- DIRECTIONS
Return the records that follow, matching each one exactly.

§ §

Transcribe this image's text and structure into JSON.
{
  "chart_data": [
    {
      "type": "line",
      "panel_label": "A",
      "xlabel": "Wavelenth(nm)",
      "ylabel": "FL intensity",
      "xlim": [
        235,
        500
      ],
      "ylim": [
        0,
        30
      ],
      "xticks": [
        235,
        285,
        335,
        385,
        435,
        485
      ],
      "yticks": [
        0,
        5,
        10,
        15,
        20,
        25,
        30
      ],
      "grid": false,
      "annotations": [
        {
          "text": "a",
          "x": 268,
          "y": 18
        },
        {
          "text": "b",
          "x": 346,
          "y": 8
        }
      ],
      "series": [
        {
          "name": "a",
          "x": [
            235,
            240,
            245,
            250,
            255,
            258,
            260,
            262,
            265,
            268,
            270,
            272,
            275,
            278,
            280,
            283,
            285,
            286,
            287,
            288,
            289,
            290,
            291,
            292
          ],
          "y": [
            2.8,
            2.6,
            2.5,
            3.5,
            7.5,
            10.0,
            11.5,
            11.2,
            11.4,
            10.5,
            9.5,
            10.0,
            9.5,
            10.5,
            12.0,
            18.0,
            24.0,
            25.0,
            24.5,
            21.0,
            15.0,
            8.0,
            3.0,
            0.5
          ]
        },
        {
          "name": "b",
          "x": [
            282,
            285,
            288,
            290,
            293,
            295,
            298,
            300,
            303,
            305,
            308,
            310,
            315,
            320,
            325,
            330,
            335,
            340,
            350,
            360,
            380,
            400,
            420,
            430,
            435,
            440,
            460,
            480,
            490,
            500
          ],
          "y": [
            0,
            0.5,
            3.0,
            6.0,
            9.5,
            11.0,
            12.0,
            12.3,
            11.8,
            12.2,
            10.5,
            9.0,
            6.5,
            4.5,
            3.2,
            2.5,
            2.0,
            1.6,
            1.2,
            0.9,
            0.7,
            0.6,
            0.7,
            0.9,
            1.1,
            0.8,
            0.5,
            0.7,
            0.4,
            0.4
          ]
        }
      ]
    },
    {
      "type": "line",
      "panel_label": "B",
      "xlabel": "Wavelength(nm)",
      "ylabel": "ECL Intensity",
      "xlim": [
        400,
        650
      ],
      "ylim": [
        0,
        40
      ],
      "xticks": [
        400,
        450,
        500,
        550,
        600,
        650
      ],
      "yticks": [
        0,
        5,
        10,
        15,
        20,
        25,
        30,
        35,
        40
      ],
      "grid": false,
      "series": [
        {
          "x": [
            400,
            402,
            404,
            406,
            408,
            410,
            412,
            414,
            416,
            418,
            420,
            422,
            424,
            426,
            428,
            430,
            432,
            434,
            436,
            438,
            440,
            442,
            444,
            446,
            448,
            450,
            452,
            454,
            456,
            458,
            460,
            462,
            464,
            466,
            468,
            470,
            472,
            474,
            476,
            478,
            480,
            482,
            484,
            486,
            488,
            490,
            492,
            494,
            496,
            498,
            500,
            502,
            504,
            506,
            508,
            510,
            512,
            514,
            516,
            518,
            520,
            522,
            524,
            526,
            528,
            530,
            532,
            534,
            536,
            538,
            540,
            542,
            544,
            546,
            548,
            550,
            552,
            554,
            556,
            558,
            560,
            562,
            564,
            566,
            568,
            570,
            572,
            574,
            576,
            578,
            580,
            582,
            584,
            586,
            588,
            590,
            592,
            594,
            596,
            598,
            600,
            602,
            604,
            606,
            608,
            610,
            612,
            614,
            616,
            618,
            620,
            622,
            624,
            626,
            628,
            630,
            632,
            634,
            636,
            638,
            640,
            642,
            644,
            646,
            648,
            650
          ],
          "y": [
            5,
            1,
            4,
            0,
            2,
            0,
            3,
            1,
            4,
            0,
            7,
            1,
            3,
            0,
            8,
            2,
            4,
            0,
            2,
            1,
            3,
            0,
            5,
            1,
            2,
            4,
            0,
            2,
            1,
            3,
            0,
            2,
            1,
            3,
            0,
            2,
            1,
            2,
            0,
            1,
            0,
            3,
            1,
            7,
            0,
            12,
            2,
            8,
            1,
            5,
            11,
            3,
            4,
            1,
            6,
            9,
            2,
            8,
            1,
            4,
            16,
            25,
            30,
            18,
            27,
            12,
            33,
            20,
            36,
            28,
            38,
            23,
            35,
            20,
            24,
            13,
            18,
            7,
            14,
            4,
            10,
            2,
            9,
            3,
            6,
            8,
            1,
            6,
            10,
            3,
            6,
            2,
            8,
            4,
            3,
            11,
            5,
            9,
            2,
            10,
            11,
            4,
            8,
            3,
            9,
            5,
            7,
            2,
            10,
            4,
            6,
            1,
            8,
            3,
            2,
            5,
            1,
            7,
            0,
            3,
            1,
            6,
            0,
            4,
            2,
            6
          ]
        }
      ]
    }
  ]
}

§ §

- TASK ANSWER
Transcribe this image's text and structure into JSON.
{
  "chart_data": [
    {
      "type": "line",
      "panel_label": "A",
      "xlabel": "Wavelenth(nm)",
      "ylabel": "FL intensity",
      "xlim": [
        235,
        500
      ],
      "ylim": [
        0,
        30
      ],
      "xticks": [
        235,
        285,
        335,
        385,
        435,
        485
      ],
      "yticks": [
        0,
        5,
        10,
        15,
        20,
        25,
        30
      ],
      "grid": false,
      "annotations": [
        {
          "text": "a",
          "x": 268,
          "y": 18
        },
        {
          "text": "b",
          "x": 346,
          "y": 8
        }
      ],
      "series": [
        {
          "name": "a",
          "x": [
            235,
            240,
            245,
            250,
            255,
            258,
            260,
            262,
            265,
            268,
            270,
            272,
            275,
            278,
            280,
            283,
            285,
            286,
            287,
            288,
            289,
            290,
            291,
            292
          ],
          "y": [
            2.8,
            2.6,
            2.5,
            3.5,
            7.5,
            10.0,
            11.5,
            11.2,
            11.4,
            10.5,
            9.5,
            10.0,
            9.5,
            10.5,
            12.0,
            18.0,
            24.0,
            25.0,
            24.5,
            21.0,
            15.0,
            8.0,
            3.0,
            0.5
          ]
        },
        {
          "name": "b",
          "x": [
            282,
            285,
            288,
            290,
            293,
            295,
            298,
            300,
            303,
            305,
            308,
            310,
            315,
            320,
            325,
            330,
            335,
            340,
            350,
            360,
            380,
            400,
            420,
            430,
            435,
            440,
            460,
            480,
            490,
            500
          ],
          "y": [
            0,
            0.5,
            3.0,
            6.0,
            9.5,
            11.0,
            12.0,
            12.3,
            11.8,
            12.2,
            10.5,
            9.0,
            6.5,
            4.5,
            3.2,
            2.5,
            2.0,
            1.6,
            1.2,
            0.9,
            0.7,
            0.6,
            0.7,
            0.9,
            1.1,
            0.8,
            0.5,
            0.7,
            0.4,
            0.4
          ]
        }
      ]
    },
    {
      "type": "line",
      "panel_label": "B",
      "xlabel": "Wavelength(nm)",
      "ylabel": "ECL Intensity",
      "xlim": [
        400,
        650
      ],
      "ylim": [
        0,
        40
      ],
      "xticks": [
        400,
        450,
        500,
        550,
        600,
        650
      ],
      "yticks": [
        0,
        5,
        10,
        15,
        20,
        25,
        30,
        35,
        40
      ],
      "grid": false,
      "series": [
        {
          "x": [
            400,
            402,
            404,
            406,
            408,
            410,
            412,
            414,
            416,
            418,
            420,
            422,
            424,
            426,
            428,
            430,
            432,
            434,
            436,
            438,
            440,
            442,
            444,
            446,
            448,
            450,
            452,
            454,
            456,
            458,
            460,
            462,
            464,
            466,
            468,
            470,
            472,
            474,
            476,
            478,
            480,
            482,
            484,
            486,
            488,
            490,
            492,
            494,
            496,
            498,
            500,
            502,
            504,
            506,
            508,
            510,
            512,
            514,
            516,
            518,
            520,
            522,
            524,
            526,
            528,
            530,
            532,
            534,
            536,
            538,
            540,
            542,
            544,
            546,
            548,
            550,
            552,
            554,
            556,
            558,
            560,
            562,
            564,
            566,
            568,
            570,
            572,
            574,
            576,
            578,
            580,
            582,
            584,
            586,
            588,
            590,
            592,
            594,
            596,
            598,
            600,
            602,
            604,
            606,
            608,
            610,
            612,
            614,
            616,
            618,
            620,
            622,
            624,
            626,
            628,
            630,
            632,
            634,
            636,
            638,
            640,
            642,
            644,
            646,
            648,
            650
          ],
          "y": [
            5,
            1,
            4,
            0,
            2,
            0,
            3,
            1,
            4,
            0,
            7,
            1,
            3,
            0,
            8,
            2,
            4,
            0,
            2,
            1,
            3,
            0,
            5,
            1,
            2,
            4,
            0,
            2,
            1,
            3,
            0,
            2,
            1,
            3,
            0,
            2,
            1,
            2,
            0,
            1,
            0,
            3,
            1,
            7,
            0,
            12,
            2,
            8,
            1,
            5,
            11,
            3,
            4,
            1,
            6,
            9,
            2,
            8,
            1,
            4,
            16,
            25,
            30,
            18,
            27,
            12,
            33,
            20,
            36,
            28,
            38,
            23,
            35,
            20,
            24,
            13,
            18,
            7,
            14,
            4,
            10,
            2,
            9,
            3,
            6,
            8,
            1,
            6,
            10,
            3,
            6,
            2,
            8,
            4,
            3,
            11,
            5,
            9,
            2,
            10,
            11,
            4,
            8,
            3,
            9,
            5,
            7,
            2,
            10,
            4,
            6,
            1,
            8,
            3,
            2,
            5,
            1,
            7,
            0,
            3,
            1,
            6,
            0,
            4,
            2,
            6
          ]
        }
      ]
    }
  ]
}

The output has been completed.